** START SUPPLIED RECORDS **
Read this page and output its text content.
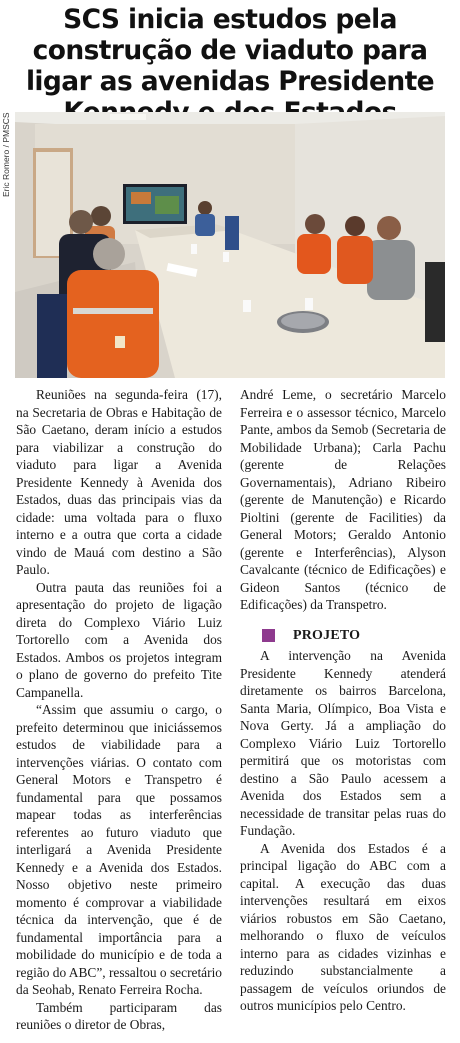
SCS inicia estudos pela construção de viaduto para ligar as avenidas Presidente
Eric Romero / PMSCS

Reuniões na segunda-feira (17), na Secretaria de Obras e Habitação de São Caetano, deram início a estudos para viabilizar a construção do viaduto para ligar a Avenida Presidente Kennedy à Avenida dos Estados, duas das principais vias da cidade: uma voltada para o fluxo interno e a outra que corta a cidade vindo de Mauá com destino a São Paulo.

Outra pauta das reuniões foi a apresentação do projeto de ligação direta do Complexo Viário Luiz Tortorello com a Avenida dos Estados. Ambos os projetos integram o plano de governo do prefeito Tite Campanella.

“Assim que assumiu o cargo, o prefeito determinou que iniciássemos estudos de viabilidade para a intervenções viárias. O contato com General Motors e Transpetro é fundamental para que possamos mapear todas as interferências referentes ao futuro viaduto que interligará a Avenida Presidente Kennedy e a Avenida dos Estados. Nosso objetivo neste primeiro momento é comprovar a viabilidade técnica da intervenção, que é de fundamental importância para a mobilidade do município e de toda a região do ABC”, ressaltou o secretário da Seohab, Renato Ferreira Rocha.

Também participaram das reuniões o diretor de Obras,

André Leme, o secretário Marcelo Ferreira e o assessor técnico, Marcelo Pante, ambos da Semob (Secretaria de Mobilidade Urbana); Carla Pachu (gerente de Relações Governamentais), Adriano Ribeiro (gerente de Manutenção) e Ricardo Pioltini (gerente de Facilities) da General Motors; Geraldo Antonio (gerente e Interferências), Alyson Cavalcante (técnico de Edificações) e Gideon Santos (técnico de Edificações) da Transpetro.

PROJETO

A intervenção na Avenida Presidente Kennedy atenderá diretamente os bairros Barcelona, Santa Maria, Olímpico, Boa Vista e Nova Gerty. Já a ampliação do Complexo Viário Luiz Tortorello permitirá que os motoristas com destino a São Paulo acessem a Avenida dos Estados sem a necessidade de transitar pelas ruas do Fundação.

A Avenida dos Estados é a principal ligação do ABC com a capital. A execução das duas intervenções resultará em eixos viários robustos em São Caetano, melhorando o fluxo de veículos interno para as cidades vizinhas e reduzindo substancialmente a passagem de veículos oriundos de outros municípios pelo Centro.
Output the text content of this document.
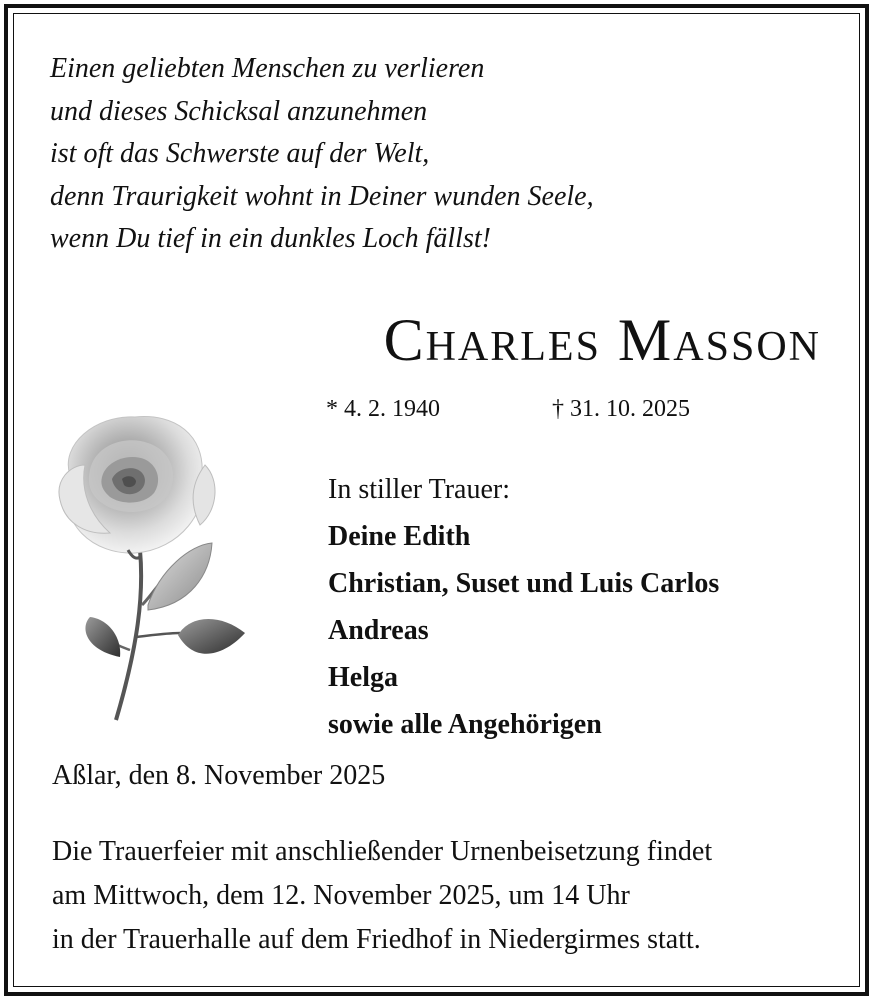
Einen geliebten Menschen zu verlieren
und dieses Schicksal anzunehmen
ist oft das Schwerste auf der Welt,
denn Traurigkeit wohnt in Deiner wunden Seele,
wenn Du tief in ein dunkles Loch fällst!
Charles Masson
* 4. 2. 1940	† 31. 10. 2025
In stiller Trauer:
Deine Edith
Christian, Suset und Luis Carlos
Andreas
Helga
sowie alle Angehörigen
Aßlar, den 8. November 2025
Die Trauerfeier mit anschließender Urnenbeisetzung findet
am Mittwoch, dem 12. November 2025, um 14 Uhr
in der Trauerhalle auf dem Friedhof in Niedergirmes statt.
** END SUPPLIED RECORDS **
» **WORK INSTRUCTIONS**:
Find the lines above that contain the word "viaduto" and collect them.

» **WRITTEN REPLY**:
SCS inicia estudos pela construção de viaduto para ligar as avenidas Presidente
Reuniões na segunda-feira (17), na Secretaria de Obras e Habitação de São Caetano, deram início a estudos para viabilizar a construção do viaduto para ligar a Avenida Presidente Kennedy à Avenida dos Estados, duas das principais vias da cidade: uma voltada para o fluxo interno e a outra que corta a cidade vindo de Mauá com destino a São Paulo.
“Assim que assumiu o cargo, o prefeito determinou que iniciássemos estudos de viabilidade para a intervenções viárias. O contato com General Motors e Transpetro é fundamental para que possamos mapear todas as interferências referentes ao futuro viaduto que interligará a Avenida Presidente Kennedy e a Avenida dos Estados. Nosso objetivo neste primeiro momento é comprovar a viabilidade técnica da intervenção, que é de fundamental importância para a mobilidade do município e de toda a região do ABC”, ressaltou o secretário da Seohab, Renato Ferreira Rocha.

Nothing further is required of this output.